# Directions for this task
Reproduce the rows from the very first line down to the line containing "112, 331, 131]", with that line included. Keep every character unchanged.

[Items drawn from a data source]

________________________________________

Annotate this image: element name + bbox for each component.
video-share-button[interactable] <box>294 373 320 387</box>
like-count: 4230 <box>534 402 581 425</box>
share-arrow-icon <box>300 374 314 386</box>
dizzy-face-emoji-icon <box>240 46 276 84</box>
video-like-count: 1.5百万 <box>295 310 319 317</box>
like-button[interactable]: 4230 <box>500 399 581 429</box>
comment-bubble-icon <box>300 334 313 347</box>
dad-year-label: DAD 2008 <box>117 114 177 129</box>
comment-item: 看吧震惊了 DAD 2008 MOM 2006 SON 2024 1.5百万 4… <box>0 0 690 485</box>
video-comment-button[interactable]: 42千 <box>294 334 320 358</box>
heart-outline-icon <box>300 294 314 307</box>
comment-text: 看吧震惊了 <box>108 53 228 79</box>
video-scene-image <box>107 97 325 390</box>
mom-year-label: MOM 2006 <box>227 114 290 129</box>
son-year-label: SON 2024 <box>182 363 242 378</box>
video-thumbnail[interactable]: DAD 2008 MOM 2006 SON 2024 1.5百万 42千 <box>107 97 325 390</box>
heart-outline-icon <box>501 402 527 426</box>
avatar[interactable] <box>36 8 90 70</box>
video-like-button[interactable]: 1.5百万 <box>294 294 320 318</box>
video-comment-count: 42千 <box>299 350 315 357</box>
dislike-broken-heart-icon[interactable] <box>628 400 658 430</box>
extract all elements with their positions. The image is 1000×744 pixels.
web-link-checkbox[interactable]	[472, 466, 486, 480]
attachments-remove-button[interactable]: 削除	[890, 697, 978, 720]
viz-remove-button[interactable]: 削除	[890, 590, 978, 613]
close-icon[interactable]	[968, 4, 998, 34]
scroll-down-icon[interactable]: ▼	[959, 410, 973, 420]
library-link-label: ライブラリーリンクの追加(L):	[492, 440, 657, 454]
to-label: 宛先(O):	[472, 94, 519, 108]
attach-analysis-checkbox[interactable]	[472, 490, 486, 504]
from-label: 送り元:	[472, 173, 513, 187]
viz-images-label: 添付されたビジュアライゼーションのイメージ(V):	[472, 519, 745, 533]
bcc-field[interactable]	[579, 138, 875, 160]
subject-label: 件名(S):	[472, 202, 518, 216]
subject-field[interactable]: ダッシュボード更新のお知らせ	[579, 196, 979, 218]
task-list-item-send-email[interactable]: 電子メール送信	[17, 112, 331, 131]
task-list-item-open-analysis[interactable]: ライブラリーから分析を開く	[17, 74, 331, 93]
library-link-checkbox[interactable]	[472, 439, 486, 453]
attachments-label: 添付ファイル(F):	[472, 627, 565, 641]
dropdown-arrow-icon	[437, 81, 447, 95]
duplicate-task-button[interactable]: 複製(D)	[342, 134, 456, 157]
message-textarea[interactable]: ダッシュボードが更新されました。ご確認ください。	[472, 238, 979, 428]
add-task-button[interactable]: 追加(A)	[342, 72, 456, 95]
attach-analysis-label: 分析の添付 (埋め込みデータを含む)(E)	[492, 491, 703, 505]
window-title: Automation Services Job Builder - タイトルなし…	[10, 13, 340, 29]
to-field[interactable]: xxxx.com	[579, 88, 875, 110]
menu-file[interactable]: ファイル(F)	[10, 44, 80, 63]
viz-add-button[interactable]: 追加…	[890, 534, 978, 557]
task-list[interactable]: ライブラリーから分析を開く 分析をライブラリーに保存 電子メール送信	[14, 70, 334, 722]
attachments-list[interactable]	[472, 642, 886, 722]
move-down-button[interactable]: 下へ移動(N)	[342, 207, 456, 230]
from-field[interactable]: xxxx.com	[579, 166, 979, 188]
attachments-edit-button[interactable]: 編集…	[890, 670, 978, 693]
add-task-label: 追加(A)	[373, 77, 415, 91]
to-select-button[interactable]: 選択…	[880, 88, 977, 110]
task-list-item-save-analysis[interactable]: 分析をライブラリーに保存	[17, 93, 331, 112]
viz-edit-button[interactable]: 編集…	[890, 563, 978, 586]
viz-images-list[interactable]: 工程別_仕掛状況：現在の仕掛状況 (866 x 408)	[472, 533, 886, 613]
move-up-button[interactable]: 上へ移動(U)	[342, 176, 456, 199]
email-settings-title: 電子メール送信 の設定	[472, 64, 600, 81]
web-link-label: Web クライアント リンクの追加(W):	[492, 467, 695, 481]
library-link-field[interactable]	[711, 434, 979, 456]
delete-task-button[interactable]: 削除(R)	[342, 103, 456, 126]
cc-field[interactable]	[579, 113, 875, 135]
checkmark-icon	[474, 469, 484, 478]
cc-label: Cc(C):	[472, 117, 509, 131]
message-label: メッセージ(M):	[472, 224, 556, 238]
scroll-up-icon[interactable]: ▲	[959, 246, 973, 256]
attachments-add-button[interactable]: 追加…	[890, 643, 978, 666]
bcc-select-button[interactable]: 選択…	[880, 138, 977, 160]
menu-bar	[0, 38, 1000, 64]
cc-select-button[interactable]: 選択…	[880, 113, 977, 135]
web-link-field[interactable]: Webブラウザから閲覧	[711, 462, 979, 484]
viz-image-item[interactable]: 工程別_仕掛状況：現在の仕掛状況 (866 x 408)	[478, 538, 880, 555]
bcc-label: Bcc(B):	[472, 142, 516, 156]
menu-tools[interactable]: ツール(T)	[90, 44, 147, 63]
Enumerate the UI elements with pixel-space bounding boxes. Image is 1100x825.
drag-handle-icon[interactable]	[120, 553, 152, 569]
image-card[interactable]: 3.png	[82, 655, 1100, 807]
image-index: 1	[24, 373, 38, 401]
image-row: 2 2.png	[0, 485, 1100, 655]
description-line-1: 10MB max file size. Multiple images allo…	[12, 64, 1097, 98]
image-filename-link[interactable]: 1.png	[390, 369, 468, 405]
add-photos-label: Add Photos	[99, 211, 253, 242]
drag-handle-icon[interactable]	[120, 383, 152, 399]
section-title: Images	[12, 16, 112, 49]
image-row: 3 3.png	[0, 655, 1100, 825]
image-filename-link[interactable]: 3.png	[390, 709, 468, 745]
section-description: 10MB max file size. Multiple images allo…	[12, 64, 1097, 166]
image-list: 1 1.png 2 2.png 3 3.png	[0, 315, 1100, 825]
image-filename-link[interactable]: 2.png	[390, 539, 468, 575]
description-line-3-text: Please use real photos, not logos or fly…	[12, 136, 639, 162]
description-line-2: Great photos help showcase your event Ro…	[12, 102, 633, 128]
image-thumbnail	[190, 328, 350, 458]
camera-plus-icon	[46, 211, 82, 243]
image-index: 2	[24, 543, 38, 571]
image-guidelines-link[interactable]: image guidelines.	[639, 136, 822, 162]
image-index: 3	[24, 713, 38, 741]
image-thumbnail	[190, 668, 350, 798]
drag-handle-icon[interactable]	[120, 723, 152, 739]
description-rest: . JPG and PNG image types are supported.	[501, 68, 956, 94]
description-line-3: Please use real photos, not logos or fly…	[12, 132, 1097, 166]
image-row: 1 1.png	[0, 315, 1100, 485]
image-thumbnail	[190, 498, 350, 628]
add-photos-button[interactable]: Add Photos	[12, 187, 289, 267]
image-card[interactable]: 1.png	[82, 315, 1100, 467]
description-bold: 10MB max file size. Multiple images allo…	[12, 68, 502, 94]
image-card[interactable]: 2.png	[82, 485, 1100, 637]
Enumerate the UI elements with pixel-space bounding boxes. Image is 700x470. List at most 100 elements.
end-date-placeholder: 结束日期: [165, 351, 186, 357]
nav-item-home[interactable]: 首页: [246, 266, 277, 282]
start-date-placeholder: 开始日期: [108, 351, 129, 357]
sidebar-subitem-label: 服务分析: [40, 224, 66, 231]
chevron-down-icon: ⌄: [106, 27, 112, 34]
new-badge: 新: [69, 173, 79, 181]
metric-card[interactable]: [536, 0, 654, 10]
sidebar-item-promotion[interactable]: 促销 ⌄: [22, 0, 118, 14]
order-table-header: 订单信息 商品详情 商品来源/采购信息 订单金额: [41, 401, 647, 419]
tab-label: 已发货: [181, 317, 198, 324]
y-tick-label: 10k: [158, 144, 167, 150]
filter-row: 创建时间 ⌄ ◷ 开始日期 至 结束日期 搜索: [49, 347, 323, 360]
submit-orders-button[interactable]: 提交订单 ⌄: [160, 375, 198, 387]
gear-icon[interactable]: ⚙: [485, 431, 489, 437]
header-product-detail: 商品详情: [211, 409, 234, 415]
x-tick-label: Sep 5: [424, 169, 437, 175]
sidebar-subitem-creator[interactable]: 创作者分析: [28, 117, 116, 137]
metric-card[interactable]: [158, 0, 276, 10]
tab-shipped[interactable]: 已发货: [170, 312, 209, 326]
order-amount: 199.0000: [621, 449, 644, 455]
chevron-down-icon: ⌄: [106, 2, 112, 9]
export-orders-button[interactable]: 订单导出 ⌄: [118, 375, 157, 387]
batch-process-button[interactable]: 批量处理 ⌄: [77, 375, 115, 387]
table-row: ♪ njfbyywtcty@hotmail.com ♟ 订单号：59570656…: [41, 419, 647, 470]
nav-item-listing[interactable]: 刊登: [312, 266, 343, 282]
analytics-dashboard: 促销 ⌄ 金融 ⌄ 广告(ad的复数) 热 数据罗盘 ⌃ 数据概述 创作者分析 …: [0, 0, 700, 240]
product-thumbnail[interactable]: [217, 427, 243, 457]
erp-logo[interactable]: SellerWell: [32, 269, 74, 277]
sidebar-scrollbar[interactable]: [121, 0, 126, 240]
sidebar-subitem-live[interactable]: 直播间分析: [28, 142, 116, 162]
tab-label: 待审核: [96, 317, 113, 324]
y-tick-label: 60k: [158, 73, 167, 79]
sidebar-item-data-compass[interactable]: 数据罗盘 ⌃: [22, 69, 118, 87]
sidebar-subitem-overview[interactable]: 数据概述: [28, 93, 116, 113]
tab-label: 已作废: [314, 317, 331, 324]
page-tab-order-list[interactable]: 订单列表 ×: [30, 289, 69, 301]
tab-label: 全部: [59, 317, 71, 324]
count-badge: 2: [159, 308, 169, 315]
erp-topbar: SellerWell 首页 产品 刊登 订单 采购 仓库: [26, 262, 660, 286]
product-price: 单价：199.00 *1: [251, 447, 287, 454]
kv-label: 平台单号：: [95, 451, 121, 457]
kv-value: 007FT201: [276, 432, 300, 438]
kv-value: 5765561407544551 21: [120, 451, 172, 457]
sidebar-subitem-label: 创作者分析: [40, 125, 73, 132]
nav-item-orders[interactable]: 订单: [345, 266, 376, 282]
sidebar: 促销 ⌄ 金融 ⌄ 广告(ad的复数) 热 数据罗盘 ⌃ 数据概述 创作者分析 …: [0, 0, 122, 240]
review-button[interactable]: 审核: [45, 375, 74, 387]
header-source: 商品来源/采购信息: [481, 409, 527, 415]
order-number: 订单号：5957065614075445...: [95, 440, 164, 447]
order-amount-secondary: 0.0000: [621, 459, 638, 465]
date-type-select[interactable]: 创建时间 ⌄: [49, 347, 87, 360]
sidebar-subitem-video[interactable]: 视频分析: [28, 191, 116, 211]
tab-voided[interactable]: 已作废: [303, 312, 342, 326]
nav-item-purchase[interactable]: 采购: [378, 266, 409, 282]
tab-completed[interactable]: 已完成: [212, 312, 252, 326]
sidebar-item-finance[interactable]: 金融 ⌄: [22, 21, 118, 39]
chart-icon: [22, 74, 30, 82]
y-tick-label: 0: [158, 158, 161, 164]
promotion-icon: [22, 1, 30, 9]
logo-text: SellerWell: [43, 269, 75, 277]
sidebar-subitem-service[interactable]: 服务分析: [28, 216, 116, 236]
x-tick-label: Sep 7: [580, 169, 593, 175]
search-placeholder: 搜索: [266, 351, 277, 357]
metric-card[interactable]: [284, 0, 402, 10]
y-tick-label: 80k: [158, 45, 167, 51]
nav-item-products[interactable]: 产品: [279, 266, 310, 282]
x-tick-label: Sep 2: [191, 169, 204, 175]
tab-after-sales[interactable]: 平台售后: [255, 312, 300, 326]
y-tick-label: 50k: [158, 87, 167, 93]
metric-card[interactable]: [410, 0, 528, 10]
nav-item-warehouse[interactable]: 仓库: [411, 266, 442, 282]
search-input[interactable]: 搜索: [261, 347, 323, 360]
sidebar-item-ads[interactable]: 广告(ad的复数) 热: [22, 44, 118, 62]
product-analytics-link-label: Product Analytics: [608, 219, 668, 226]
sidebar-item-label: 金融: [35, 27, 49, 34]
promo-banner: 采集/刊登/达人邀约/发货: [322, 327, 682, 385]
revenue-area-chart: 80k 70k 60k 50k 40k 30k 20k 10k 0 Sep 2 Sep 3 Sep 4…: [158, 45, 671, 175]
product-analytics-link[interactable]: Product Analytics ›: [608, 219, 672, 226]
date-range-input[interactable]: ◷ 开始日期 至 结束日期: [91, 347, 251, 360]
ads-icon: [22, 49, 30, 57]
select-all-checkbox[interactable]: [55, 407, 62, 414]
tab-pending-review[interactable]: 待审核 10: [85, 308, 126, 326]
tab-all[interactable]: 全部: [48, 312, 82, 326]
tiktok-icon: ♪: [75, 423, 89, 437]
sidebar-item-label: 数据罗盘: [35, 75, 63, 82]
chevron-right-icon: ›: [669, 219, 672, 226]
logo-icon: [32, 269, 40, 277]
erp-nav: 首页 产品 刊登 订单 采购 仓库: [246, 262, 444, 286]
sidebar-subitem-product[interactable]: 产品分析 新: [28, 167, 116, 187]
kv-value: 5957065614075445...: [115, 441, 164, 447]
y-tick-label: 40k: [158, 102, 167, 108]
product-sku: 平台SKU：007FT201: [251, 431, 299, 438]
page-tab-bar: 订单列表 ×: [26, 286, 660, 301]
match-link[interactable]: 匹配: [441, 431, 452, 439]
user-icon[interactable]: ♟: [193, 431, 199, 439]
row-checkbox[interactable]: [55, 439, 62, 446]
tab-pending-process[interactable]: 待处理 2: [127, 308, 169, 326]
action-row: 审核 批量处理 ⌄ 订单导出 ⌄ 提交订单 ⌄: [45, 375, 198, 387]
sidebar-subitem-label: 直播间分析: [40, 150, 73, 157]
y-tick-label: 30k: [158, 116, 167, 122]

________________________________________

# Result of the task
Annotate this image: element name + bbox for each component.
video-share-button[interactable] <box>294 373 320 387</box>
like-count: 4230 <box>534 402 581 425</box>
share-arrow-icon <box>300 374 314 386</box>
dizzy-face-emoji-icon <box>240 46 276 84</box>
video-like-count: 1.5百万 <box>295 310 319 317</box>
like-button[interactable]: 4230 <box>500 399 581 429</box>
comment-bubble-icon <box>300 334 313 347</box>
dad-year-label: DAD 2008 <box>117 114 177 129</box>
comment-item: 看吧震惊了 DAD 2008 MOM 2006 SON 2024 1.5百万 4… <box>0 0 690 485</box>
video-comment-button[interactable]: 42千 <box>294 334 320 358</box>
heart-outline-icon <box>300 294 314 307</box>
comment-text: 看吧震惊了 <box>108 53 228 79</box>
video-scene-image <box>107 97 325 390</box>
mom-year-label: MOM 2006 <box>227 114 290 129</box>
son-year-label: SON 2024 <box>182 363 242 378</box>
video-thumbnail[interactable]: DAD 2008 MOM 2006 SON 2024 1.5百万 42千 <box>107 97 325 390</box>
heart-outline-icon <box>501 402 527 426</box>
avatar[interactable] <box>36 8 90 70</box>
video-like-button[interactable]: 1.5百万 <box>294 294 320 318</box>
video-comment-count: 42千 <box>299 350 315 357</box>
dislike-broken-heart-icon[interactable] <box>628 400 658 430</box>
extract all elements with their positions. The image is 1000×744 pixels.
web-link-checkbox[interactable]	[472, 466, 486, 480]
attachments-remove-button[interactable]: 削除	[890, 697, 978, 720]
viz-remove-button[interactable]: 削除	[890, 590, 978, 613]
close-icon[interactable]	[968, 4, 998, 34]
scroll-down-icon[interactable]: ▼	[959, 410, 973, 420]
library-link-label: ライブラリーリンクの追加(L):	[492, 440, 657, 454]
to-label: 宛先(O):	[472, 94, 519, 108]
attach-analysis-checkbox[interactable]	[472, 490, 486, 504]
from-label: 送り元:	[472, 173, 513, 187]
viz-images-label: 添付されたビジュアライゼーションのイメージ(V):	[472, 519, 745, 533]
bcc-field[interactable]	[579, 138, 875, 160]
subject-label: 件名(S):	[472, 202, 518, 216]
subject-field[interactable]: ダッシュボード更新のお知らせ	[579, 196, 979, 218]
task-list-item-send-email[interactable]: 電子メール送信	[17, 112, 331, 131]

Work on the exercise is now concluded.